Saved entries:

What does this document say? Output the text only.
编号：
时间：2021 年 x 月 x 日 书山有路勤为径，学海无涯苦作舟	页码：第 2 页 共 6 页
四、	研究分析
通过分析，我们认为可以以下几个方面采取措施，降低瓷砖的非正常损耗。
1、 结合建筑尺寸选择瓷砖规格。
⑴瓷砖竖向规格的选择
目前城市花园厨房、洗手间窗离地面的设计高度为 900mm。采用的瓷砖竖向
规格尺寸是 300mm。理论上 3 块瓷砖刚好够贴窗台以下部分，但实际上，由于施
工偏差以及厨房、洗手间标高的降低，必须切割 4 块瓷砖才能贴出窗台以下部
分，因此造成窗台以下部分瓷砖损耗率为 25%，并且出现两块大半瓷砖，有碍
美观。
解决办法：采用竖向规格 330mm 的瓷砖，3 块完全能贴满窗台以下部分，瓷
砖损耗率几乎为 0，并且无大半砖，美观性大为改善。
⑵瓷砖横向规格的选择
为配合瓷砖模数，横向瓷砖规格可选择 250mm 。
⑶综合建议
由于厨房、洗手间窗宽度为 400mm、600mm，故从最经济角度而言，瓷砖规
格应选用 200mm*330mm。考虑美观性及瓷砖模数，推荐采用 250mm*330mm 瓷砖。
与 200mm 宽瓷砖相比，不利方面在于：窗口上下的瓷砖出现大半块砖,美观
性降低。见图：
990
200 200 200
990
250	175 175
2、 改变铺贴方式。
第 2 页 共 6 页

— To be done —
Transcribe each record exactly. Leave nothing out.

— Final result —
What does this document say? Output the text only.
编号：
时间：2021 年 x 月 x 日 书山有路勤为径，学海无涯苦作舟	页码：第 2 页 共 6 页
四、	研究分析
通过分析，我们认为可以以下几个方面采取措施，降低瓷砖的非正常损耗。
1、 结合建筑尺寸选择瓷砖规格。
⑴瓷砖竖向规格的选择
目前城市花园厨房、洗手间窗离地面的设计高度为 900mm。采用的瓷砖竖向
规格尺寸是 300mm。理论上 3 块瓷砖刚好够贴窗台以下部分，但实际上，由于施
工偏差以及厨房、洗手间标高的降低，必须切割 4 块瓷砖才能贴出窗台以下部
分，因此造成窗台以下部分瓷砖损耗率为 25%，并且出现两块大半瓷砖，有碍
美观。
解决办法：采用竖向规格 330mm 的瓷砖，3 块完全能贴满窗台以下部分，瓷
砖损耗率几乎为 0，并且无大半砖，美观性大为改善。
⑵瓷砖横向规格的选择
为配合瓷砖模数，横向瓷砖规格可选择 250mm 。
⑶综合建议
由于厨房、洗手间窗宽度为 400mm、600mm，故从最经济角度而言，瓷砖规
格应选用 200mm*330mm。考虑美观性及瓷砖模数，推荐采用 250mm*330mm 瓷砖。
与 200mm 宽瓷砖相比，不利方面在于：窗口上下的瓷砖出现大半块砖,美观
性降低。见图：
990
200 200 200
990
250	175 175
2、 改变铺贴方式。
第 2 页 共 6 页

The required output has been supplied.